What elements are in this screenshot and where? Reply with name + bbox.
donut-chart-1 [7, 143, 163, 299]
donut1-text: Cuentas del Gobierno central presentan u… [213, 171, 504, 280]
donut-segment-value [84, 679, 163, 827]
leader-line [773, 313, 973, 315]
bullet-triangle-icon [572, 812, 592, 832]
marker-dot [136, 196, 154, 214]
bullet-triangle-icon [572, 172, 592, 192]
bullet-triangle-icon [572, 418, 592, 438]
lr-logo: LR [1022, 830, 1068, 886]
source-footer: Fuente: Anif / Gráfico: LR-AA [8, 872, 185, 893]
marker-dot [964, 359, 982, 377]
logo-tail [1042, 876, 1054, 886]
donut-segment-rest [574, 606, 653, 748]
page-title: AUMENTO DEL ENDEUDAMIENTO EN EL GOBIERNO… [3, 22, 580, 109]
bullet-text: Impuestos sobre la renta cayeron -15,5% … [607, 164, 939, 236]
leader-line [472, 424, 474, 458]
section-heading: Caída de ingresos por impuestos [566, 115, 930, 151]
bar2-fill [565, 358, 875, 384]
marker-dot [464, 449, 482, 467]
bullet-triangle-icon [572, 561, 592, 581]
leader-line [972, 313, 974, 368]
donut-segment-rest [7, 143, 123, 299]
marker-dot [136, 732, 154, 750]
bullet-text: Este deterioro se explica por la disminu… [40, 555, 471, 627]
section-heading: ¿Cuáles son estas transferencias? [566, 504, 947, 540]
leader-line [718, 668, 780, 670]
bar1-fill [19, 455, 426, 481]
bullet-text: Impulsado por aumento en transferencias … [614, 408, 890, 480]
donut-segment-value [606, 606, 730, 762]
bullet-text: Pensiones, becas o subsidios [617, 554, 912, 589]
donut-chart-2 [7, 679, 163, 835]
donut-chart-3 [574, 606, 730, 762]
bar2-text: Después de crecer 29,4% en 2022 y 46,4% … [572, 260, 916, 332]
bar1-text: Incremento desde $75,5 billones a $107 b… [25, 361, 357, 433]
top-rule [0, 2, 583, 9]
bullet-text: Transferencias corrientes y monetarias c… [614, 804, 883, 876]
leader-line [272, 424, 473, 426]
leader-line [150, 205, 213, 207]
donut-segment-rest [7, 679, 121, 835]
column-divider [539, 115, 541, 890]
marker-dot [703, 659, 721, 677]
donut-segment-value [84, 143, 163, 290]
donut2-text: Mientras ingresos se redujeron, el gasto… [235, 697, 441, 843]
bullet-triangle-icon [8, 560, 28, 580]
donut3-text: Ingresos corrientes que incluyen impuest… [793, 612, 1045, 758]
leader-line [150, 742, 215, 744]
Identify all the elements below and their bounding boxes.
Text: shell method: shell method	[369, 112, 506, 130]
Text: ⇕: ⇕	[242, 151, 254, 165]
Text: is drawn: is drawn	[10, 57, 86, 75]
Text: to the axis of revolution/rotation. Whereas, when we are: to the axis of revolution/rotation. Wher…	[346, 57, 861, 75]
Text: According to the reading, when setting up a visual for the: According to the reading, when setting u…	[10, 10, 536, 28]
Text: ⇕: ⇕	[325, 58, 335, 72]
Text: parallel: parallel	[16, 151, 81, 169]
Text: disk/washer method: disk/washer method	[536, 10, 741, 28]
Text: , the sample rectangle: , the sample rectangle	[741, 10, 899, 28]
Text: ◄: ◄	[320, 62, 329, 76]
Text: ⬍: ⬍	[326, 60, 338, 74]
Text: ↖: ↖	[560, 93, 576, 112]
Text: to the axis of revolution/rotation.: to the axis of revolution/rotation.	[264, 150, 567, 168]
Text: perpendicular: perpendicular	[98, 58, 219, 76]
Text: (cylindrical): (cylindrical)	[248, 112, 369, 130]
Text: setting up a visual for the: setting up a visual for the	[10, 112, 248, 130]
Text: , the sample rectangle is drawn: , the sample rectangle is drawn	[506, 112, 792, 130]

_____

Reproduce verbatim the lines of the data above, from the first line of the data through the line containing "bullet-text: Impulsado por", both included.

What elements are in this screenshot and where? Reply with name + bbox.
donut-chart-1 [7, 143, 163, 299]
donut1-text: Cuentas del Gobierno central presentan u… [213, 171, 504, 280]
donut-segment-value [84, 679, 163, 827]
leader-line [773, 313, 973, 315]
bullet-triangle-icon [572, 812, 592, 832]
marker-dot [136, 196, 154, 214]
bullet-triangle-icon [572, 172, 592, 192]
bullet-triangle-icon [572, 418, 592, 438]
lr-logo: LR [1022, 830, 1068, 886]
source-footer: Fuente: Anif / Gráfico: LR-AA [8, 872, 185, 893]
marker-dot [964, 359, 982, 377]
logo-tail [1042, 876, 1054, 886]
donut-segment-rest [574, 606, 653, 748]
page-title: AUMENTO DEL ENDEUDAMIENTO EN EL GOBIERNO… [3, 22, 580, 109]
bullet-text: Impuestos sobre la renta cayeron -15,5% … [607, 164, 939, 236]
leader-line [472, 424, 474, 458]
section-heading: Caída de ingresos por impuestos [566, 115, 930, 151]
bar2-fill [565, 358, 875, 384]
marker-dot [464, 449, 482, 467]
bullet-triangle-icon [572, 561, 592, 581]
leader-line [972, 313, 974, 368]
donut-segment-rest [7, 143, 123, 299]
marker-dot [136, 732, 154, 750]
bullet-text: Este deterioro se explica por la disminu… [40, 555, 471, 627]
section-heading: ¿Cuáles son estas transferencias? [566, 504, 947, 540]
leader-line [718, 668, 780, 670]
bar1-fill [19, 455, 426, 481]
bullet-text: Impulsado por aumento en transferencias … [614, 408, 890, 480]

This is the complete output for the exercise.